WHAT THE EXERCISE ASKS: Please extend the passage on the LED lighting system, picking up right after its final sentence.

EXCERPTED PASSAGE:
----
2. The lighting system according to claim 1, wherein said
plate-shaped member (2) is formed by at least two mutually
overlapping conductive plates (21, 22) and a layer of an insulating
material (23) which is interposed between the two conductive plates
(21, 22), each housing seat being formed as one hole (211a-221c)
for each of the two conductive plate (21, 22), each lighting member
(1a-1c) comprising at least two terminals (11a-12c) so that, when
in an attached state, one of the at least two terminals (11a-11c)
of each lighting member (1a-1c) contacts one of the two conductive
plates (21) and another one of the at least two terminals (12a-12c)
contacts another one of the two conductive plates (22).
3. The lighting system according to claim 1, wherein each of the
lighting members (1a-1c) comprises a unique identification code and
is configured to respond to the control signal comprising said
identification code.
4. The lighting system according to claim 1, further comprising a
user operating unit (5) configured to communicate with said control
unit (4).
5. The lighting system according to claim 1, wherein said
plate-shaped member (2) has one or more connectors at peripheral
edges for connection to another plate-shaped member.
6. A method of controlling a switching on of lights emitted by a
plurality of lighting members (1a-1c), each lighting member (1a-1c)
comprising a unique binary code, the method comprising: a)
connecting (60) each lighting member (11a-11c) in parallel to a
common power source; b) turning on (62) each of said plurality of
lighting members according to a respective switching-on sequence;
c) acquiring (63) a sequence of images from the plurality of
lighting members; d) analyzing the sequence of images in order to
identify (64) the unique binary code for each lighting member; e)
analyzing (65) the sequence of images in order to determine a
spatial position for each lighting member; and f) generating (66) a
control signal for the lighting members so that the lighting
members emit lights according to a light pattern, said light
pattern comprising switching on the lighting members according to a
predetermined spatial order.
7. The method according to claim 6, wherein step b) comprises the
following sub-steps: b1) identifying (621) at least one bit having
a predetermined value in the unique binary code; b2) switching on
(622) all the lighting members having an identical value to the at
least one bit; and b3) repeating (623) steps b1) and b2) for each
remaining bit in said unique binary code.
8. The method according to claim 6, wherein each of said plurality
of lighting members is adapted to emit lights of different colors,
and wherein, during the acquiring of said sequence of images, each
lighting member is controlled to generate a specific sequence of
colors, said specific sequence of colors being associated with the
unique binary code of one of the lighting members which implements
said specific sequence of colors.
9. The method according to claim 6, wherein step a) comprises
fitting at least part of the lighting members into suitable housing
seats formed through a thickness of a conductive plate-shaped
member, said plate-shaped member being connected to an electrical
power generation unit.
10. The method according to claim 6, wherein the light pattern is
configured by a user through a user device, which is operatively
connected to a control unit adapted to control the switching on of
said plurality of lighting members.
Description
[0001] The present invention relates to a lighting system
comprising a plurality of lighting members and a power source for
said lighting members.
[0002] Particularly, the present invention relates to lighting
systems for decorative purposes, preferably systems using LED-type
devices as light members.
[0003] In systems known in the art, LED control is a particularly
critical aspect, especially when it is desired to obtain systems
which are not pre-configured but which can create various
combinations of light effects and scenographies.
----
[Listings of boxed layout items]

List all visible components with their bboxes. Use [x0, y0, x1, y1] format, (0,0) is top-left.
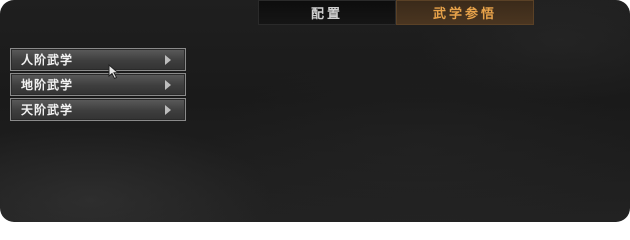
- tab-martial-study-label: 武学参悟: [432, 7, 497, 22]
- chevron-right-icon: [165, 105, 171, 115]
- menu-item-earth-tier[interactable]: 地阶武学: [10, 73, 186, 96]
- menu-item-label: 天阶武学: [21, 103, 74, 117]
- tab-martial-study[interactable]: 武学参悟: [396, 0, 534, 25]
- tab-config-label: 配置: [310, 7, 343, 22]
- game-panel: 配置 武学参悟 人阶武学 地阶武学 天阶武学: [0, 0, 630, 222]
- menu-item-label: 地阶武学: [21, 78, 74, 92]
- tab-bar: 配置 武学参悟: [258, 0, 534, 25]
- chevron-right-icon: [165, 55, 171, 65]
- mouse-cursor-icon: [108, 64, 120, 80]
- menu-item-label: 人阶武学: [21, 53, 74, 67]
- menu-item-heaven-tier[interactable]: 天阶武学: [10, 98, 186, 121]
- chevron-right-icon: [165, 80, 171, 90]
- tab-config[interactable]: 配置: [258, 0, 396, 25]
- menu-item-human-tier[interactable]: 人阶武学: [10, 48, 186, 71]
- martial-tier-menu: 人阶武学 地阶武学 天阶武学: [10, 48, 186, 123]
----
WRITTEN REPLY:
[0004] The critical issue in controlling LEDs is further
exacerbated when coloured LEDs of the RGB-type are used instead of
monochrome LEDs.
[0005] In fact, if it is desired to switch on or off a plurality of
LEDs all together, then only two LED connectors and two wires for
turning on/off the power are needed while, if it is desired to
drive each LED individually, then a dedicated circuit from a
control unit to the LED is required.
[0006] Such a configuration results in a high design complexity
which increases the risk of system failure due to the high
probability of breakage of one of the components.
[0007] A possible approach is using two-terminal LEDs; in this
case, however, LEDs should comprise a smart unit to receive a
signal from a control unit to indicate how the LED should light
up.
[0008] Besides being provided with a smart unit, such LEDs should
be identified by a unique code in such a way that the control unit
can route the message precisely.
[0009] However, in order to create special sceneries and light
effects, the position of each individual LED has to be known.
[0010] This aspect further increases the design complexity of a
control method for such LEDs.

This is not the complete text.